**Your objective:** Pull every line of the entries that has the word "JSON".

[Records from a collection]
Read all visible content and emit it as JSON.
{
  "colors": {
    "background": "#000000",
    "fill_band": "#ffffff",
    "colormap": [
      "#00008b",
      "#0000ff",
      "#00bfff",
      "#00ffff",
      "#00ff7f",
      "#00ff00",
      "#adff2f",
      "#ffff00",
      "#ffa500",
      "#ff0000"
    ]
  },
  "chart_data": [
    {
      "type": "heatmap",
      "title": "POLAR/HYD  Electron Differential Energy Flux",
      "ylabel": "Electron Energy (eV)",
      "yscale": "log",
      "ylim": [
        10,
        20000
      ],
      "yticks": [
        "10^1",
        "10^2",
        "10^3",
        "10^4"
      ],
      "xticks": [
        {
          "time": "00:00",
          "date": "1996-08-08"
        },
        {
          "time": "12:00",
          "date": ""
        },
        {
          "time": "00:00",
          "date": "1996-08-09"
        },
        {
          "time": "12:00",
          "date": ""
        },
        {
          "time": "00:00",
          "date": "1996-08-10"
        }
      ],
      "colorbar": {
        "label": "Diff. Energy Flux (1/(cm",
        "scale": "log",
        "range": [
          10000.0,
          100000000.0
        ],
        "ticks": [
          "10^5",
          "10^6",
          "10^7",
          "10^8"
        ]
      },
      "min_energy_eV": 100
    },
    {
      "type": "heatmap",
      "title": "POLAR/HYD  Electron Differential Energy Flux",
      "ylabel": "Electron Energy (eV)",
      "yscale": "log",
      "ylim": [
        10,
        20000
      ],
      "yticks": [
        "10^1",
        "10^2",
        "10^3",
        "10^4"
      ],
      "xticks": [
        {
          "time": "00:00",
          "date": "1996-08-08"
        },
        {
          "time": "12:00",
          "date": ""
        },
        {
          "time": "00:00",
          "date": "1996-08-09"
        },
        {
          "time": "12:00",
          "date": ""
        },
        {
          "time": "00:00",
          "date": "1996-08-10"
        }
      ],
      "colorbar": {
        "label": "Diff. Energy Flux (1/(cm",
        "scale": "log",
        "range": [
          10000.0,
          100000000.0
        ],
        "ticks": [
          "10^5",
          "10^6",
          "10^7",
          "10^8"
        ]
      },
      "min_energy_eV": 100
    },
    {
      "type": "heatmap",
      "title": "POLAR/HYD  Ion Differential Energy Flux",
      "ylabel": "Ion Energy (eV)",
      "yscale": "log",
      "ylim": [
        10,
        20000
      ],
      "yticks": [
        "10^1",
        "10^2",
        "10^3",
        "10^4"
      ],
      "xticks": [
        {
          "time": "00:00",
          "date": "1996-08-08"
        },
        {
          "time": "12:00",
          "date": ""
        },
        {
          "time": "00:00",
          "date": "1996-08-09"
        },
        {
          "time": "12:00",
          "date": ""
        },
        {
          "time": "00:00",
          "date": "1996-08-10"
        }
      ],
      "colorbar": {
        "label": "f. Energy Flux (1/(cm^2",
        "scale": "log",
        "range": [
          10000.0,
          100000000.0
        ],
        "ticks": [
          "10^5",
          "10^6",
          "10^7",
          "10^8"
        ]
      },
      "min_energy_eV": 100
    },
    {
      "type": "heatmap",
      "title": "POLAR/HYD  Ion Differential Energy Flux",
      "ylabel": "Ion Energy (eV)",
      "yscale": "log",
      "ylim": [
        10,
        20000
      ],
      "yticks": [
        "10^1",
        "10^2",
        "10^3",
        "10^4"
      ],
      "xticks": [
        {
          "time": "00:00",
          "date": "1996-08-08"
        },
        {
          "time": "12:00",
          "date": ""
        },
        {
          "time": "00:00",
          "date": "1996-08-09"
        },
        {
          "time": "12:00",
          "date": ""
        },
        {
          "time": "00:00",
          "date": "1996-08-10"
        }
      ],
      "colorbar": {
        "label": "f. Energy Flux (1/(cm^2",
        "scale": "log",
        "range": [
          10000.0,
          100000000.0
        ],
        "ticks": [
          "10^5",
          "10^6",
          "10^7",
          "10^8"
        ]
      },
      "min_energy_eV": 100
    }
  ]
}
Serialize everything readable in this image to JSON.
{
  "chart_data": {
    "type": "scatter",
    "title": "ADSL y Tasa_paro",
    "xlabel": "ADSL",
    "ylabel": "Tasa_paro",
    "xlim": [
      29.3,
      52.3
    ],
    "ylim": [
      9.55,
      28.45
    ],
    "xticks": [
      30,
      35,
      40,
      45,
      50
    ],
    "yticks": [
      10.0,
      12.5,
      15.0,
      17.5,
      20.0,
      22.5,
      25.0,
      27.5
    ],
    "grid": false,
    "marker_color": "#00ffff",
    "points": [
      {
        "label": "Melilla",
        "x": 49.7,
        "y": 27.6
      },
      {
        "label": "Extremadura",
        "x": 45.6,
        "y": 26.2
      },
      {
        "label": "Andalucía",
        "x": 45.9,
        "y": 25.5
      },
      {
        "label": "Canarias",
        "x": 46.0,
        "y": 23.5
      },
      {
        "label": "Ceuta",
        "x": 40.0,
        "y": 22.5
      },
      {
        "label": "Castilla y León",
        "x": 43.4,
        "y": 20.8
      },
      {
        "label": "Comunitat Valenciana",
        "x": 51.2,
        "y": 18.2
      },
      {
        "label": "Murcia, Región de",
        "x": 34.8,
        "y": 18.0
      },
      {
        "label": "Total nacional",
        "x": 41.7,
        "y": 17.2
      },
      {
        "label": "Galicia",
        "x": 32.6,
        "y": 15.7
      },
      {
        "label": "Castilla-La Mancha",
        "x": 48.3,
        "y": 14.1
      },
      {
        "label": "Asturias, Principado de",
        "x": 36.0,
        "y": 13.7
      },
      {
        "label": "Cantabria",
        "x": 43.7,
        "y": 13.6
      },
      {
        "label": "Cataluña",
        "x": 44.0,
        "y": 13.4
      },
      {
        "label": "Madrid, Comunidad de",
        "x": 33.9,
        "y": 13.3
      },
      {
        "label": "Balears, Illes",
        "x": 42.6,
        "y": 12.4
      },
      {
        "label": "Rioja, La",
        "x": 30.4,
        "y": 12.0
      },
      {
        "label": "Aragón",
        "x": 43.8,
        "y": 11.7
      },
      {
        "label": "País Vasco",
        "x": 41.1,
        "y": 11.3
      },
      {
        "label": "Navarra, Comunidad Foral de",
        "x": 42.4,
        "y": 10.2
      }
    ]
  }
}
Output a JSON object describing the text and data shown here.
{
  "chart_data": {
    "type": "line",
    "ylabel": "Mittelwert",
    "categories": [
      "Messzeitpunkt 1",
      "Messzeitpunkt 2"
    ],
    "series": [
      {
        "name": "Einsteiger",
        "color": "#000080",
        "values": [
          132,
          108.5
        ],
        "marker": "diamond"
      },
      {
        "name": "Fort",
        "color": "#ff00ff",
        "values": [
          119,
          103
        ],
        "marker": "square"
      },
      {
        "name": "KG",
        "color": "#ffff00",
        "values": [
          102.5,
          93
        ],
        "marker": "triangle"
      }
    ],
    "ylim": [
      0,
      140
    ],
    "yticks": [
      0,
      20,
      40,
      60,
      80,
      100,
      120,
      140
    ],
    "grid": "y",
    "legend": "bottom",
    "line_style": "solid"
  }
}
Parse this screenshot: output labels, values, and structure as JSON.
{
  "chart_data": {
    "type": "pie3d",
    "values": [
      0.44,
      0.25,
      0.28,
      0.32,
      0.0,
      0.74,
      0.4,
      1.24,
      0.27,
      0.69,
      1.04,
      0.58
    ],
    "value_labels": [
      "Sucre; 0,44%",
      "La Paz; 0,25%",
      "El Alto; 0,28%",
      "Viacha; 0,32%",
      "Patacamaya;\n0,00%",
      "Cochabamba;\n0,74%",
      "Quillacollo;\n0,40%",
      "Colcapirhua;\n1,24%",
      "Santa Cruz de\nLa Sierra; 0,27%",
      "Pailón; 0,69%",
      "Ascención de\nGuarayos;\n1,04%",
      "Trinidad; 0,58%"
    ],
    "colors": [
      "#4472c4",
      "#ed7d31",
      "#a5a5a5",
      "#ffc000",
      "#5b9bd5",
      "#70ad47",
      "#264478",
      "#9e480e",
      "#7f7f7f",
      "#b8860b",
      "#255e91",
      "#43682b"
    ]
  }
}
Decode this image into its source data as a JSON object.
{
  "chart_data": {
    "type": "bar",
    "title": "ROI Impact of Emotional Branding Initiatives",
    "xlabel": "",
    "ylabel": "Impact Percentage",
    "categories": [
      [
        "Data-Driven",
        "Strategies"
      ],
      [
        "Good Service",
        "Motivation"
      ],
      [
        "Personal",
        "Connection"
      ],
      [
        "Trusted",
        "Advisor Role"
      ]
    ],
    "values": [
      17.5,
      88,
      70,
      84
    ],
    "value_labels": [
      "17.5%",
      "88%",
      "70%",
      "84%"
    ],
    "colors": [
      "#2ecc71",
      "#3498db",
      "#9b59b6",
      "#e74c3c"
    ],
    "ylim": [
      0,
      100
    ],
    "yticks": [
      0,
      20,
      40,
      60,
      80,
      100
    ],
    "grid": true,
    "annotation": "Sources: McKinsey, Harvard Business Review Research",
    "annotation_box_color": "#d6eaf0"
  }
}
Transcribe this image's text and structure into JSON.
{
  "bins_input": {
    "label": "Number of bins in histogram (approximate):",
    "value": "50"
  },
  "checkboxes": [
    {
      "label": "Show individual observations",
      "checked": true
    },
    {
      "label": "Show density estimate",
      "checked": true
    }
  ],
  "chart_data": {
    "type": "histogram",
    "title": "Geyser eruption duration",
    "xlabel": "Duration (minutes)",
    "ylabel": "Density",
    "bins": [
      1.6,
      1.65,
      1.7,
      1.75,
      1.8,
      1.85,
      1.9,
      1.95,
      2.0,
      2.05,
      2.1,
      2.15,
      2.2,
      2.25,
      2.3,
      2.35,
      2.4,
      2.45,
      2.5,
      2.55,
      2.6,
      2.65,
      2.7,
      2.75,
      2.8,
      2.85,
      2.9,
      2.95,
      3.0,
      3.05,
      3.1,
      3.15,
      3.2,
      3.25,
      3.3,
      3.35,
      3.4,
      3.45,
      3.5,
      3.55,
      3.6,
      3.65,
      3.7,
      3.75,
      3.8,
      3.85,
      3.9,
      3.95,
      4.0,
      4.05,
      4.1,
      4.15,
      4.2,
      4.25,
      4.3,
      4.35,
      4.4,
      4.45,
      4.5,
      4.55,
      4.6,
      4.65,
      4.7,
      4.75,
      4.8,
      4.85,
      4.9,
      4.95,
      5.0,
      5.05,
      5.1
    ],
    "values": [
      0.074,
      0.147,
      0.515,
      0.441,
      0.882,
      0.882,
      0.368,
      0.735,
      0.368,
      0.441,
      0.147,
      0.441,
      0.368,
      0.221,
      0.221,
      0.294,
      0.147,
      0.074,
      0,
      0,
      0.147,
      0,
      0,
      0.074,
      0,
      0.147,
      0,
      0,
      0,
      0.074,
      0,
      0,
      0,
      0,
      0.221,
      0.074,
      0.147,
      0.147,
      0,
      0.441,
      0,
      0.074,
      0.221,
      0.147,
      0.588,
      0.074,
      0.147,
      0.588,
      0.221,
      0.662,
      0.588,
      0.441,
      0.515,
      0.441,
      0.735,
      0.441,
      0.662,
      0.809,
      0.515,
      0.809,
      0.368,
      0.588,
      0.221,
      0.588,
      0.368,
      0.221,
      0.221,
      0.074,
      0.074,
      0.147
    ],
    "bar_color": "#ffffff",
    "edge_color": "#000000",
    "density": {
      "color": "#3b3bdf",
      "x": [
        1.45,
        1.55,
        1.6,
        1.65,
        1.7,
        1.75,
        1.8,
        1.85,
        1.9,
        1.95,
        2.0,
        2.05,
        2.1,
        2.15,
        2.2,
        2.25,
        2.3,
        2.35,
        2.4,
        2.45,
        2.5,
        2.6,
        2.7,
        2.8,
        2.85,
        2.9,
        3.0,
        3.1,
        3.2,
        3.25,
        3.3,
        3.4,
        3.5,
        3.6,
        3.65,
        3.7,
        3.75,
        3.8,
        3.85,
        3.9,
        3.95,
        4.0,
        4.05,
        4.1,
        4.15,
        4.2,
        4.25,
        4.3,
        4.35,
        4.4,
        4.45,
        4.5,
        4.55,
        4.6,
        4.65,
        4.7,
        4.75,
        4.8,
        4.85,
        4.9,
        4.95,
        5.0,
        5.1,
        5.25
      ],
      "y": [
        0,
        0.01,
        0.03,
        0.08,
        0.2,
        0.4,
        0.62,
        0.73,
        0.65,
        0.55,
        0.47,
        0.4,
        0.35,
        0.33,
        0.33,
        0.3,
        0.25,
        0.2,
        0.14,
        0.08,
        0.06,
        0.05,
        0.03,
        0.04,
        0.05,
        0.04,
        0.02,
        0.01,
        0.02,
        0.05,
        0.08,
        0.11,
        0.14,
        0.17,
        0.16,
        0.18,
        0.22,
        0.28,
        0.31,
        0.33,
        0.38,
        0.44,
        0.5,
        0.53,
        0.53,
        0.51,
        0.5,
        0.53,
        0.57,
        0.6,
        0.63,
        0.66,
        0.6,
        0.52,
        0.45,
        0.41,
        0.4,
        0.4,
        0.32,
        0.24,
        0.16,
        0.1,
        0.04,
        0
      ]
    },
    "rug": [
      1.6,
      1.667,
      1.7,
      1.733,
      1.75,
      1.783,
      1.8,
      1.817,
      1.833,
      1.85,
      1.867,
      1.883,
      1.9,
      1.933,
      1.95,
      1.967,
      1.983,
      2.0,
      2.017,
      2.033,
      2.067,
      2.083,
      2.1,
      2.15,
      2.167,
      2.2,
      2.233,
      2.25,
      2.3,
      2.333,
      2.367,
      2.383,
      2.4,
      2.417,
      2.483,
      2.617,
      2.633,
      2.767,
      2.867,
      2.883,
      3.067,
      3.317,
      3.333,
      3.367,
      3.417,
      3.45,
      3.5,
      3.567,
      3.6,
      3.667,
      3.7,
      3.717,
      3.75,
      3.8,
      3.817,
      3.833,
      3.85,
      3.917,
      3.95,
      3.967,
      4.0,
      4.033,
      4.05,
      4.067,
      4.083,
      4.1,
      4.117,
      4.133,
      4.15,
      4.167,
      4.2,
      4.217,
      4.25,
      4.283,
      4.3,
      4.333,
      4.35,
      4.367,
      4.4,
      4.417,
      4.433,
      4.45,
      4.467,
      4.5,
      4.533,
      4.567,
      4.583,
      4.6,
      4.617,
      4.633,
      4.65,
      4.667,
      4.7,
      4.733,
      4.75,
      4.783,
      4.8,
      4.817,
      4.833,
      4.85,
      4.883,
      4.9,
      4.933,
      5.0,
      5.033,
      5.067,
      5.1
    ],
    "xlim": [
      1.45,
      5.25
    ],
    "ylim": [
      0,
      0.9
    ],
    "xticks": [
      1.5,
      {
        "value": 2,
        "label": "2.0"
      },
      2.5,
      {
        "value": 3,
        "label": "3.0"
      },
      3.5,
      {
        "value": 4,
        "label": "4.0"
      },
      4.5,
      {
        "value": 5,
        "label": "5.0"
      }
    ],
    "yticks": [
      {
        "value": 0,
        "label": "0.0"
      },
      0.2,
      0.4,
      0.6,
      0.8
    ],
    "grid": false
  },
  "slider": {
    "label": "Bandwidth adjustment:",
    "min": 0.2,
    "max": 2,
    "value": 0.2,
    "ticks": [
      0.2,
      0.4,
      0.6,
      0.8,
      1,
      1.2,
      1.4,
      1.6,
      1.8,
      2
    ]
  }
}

**Response:**
Read all visible content and emit it as JSON.
Serialize everything readable in this image to JSON.
Output a JSON object describing the text and data shown here.
Parse this screenshot: output labels, values, and structure as JSON.
Decode this image into its source data as a JSON object.
Transcribe this image's text and structure into JSON.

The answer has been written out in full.